Task objective: Produce an exact copy of all the data below, dropping every image.

[Data extracted from a collection]
_ _ _ _ _ _ _

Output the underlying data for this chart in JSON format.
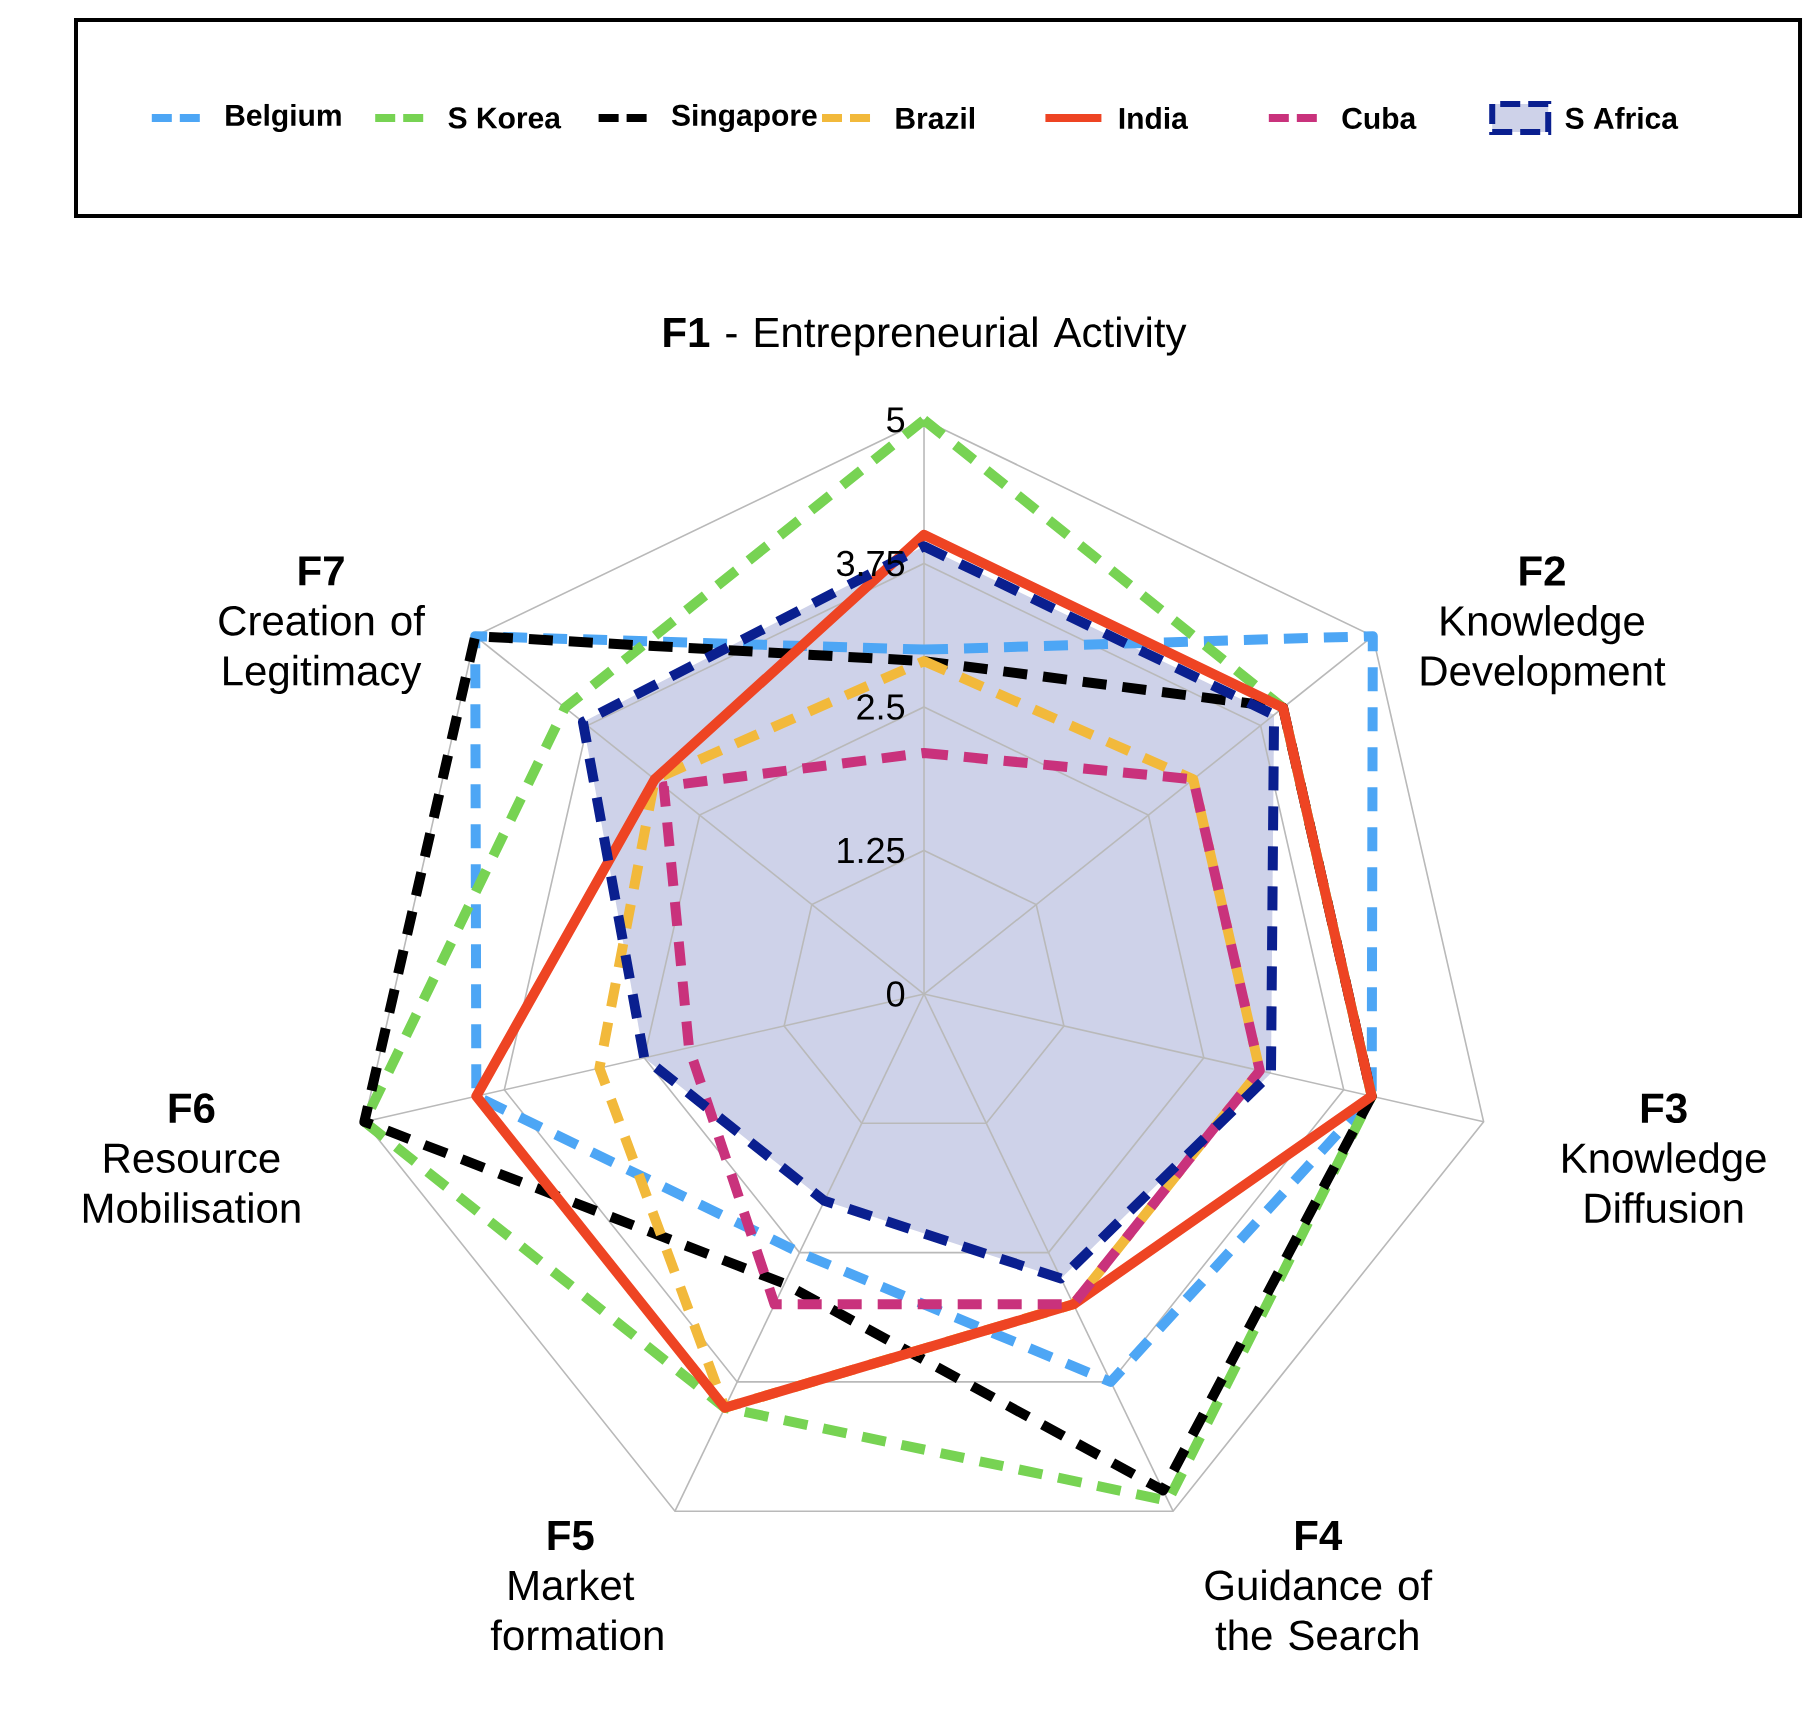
{
  "chart_data": {
    "type": "radar",
    "categories": [
      "**F1** - Entrepreneurial Activity",
      "**F2** Knowledge Development",
      "**F3** Knowledge Diffusion",
      "**F4** Guidance of the Search",
      "**F5** Market formation",
      "**F6** Resource Mobilisation",
      "**F7** Creation of Legitimacy"
    ],
    "ylim": [
      0,
      5
    ],
    "yticks": [
      0,
      1.25,
      2.5,
      3.75,
      5
    ],
    "grid": true,
    "legend": "top",
    "series": [
      {
        "name": "Belgium",
        "color": "#4da6f5",
        "line_style": "dashed",
        "values": [
          3,
          5,
          4,
          3.75,
          2.5,
          4,
          5
        ]
      },
      {
        "name": "S Korea",
        "color": "#77d353",
        "line_style": "dashed",
        "values": [
          5,
          4,
          4,
          4.9,
          4,
          5,
          4
        ]
      },
      {
        "name": "Singapore",
        "color": "#000000",
        "line_style": "dashed",
        "values": [
          2.9,
          4,
          4,
          4.8,
          2.8,
          5,
          5
        ]
      },
      {
        "name": "Brazil",
        "color": "#f2b93b",
        "line_style": "dashed",
        "values": [
          2.9,
          3,
          3,
          3,
          4,
          2.9,
          3
        ]
      },
      {
        "name": "India",
        "color": "#ee4423",
        "line_style": "solid",
        "values": [
          4,
          4,
          4,
          3,
          4,
          4,
          3
        ]
      },
      {
        "name": "Cuba",
        "color": "#c9327c",
        "line_style": "dashed",
        "values": [
          2.1,
          3,
          3,
          3,
          3,
          2.1,
          2.9
        ]
      },
      {
        "name": "S Africa",
        "color": "#0a1f8f",
        "line_style": "dashed",
        "type": "area",
        "values": [
          3.9,
          3.9,
          3.1,
          2.75,
          2,
          2.5,
          3.8
        ]
      }
    ]
  }
}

_ _ _ _ _ _ _

Answer to the exercise:
Output the underlying data for this chart in JSON format.
{
  "chart_data": {
    "type": "radar",
    "categories": [
      "**F1** - Entrepreneurial Activity",
      "**F2** Knowledge Development",
      "**F3** Knowledge Diffusion",
      "**F4** Guidance of the Search",
      "**F5** Market formation",
      "**F6** Resource Mobilisation",
      "**F7** Creation of Legitimacy"
    ],
    "ylim": [
      0,
      5
    ],
    "yticks": [
      0,
      1.25,
      2.5,
      3.75,
      5
    ],
    "grid": true,
    "legend": "top",
    "series": [
      {
        "name": "Belgium",
        "color": "#4da6f5",
        "line_style": "dashed",
        "values": [
          3,
          5,
          4,
          3.75,
          2.5,
          4,
          5
        ]
      },
      {
        "name": "S Korea",
        "color": "#77d353",
        "line_style": "dashed",
        "values": [
          5,
          4,
          4,
          4.9,
          4,
          5,
          4
        ]
      },
      {
        "name": "Singapore",
        "color": "#000000",
        "line_style": "dashed",
        "values": [
          2.9,
          4,
          4,
          4.8,
          2.8,
          5,
          5
        ]
      },
      {
        "name": "Brazil",
        "color": "#f2b93b",
        "line_style": "dashed",
        "values": [
          2.9,
          3,
          3,
          3,
          4,
          2.9,
          3
        ]
      },
      {
        "name": "India",
        "color": "#ee4423",
        "line_style": "solid",
        "values": [
          4,
          4,
          4,
          3,
          4,
          4,
          3
        ]
      },
      {
        "name": "Cuba",
        "color": "#c9327c",
        "line_style": "dashed",
        "values": [
          2.1,
          3,
          3,
          3,
          3,
          2.1,
          2.9
        ]
      },
      {
        "name": "S Africa",
        "color": "#0a1f8f",
        "line_style": "dashed",
        "type": "area",
        "values": [
          3.9,
          3.9,
          3.1,
          2.75,
          2,
          2.5,
          3.8
        ]
      }
    ]
  }
}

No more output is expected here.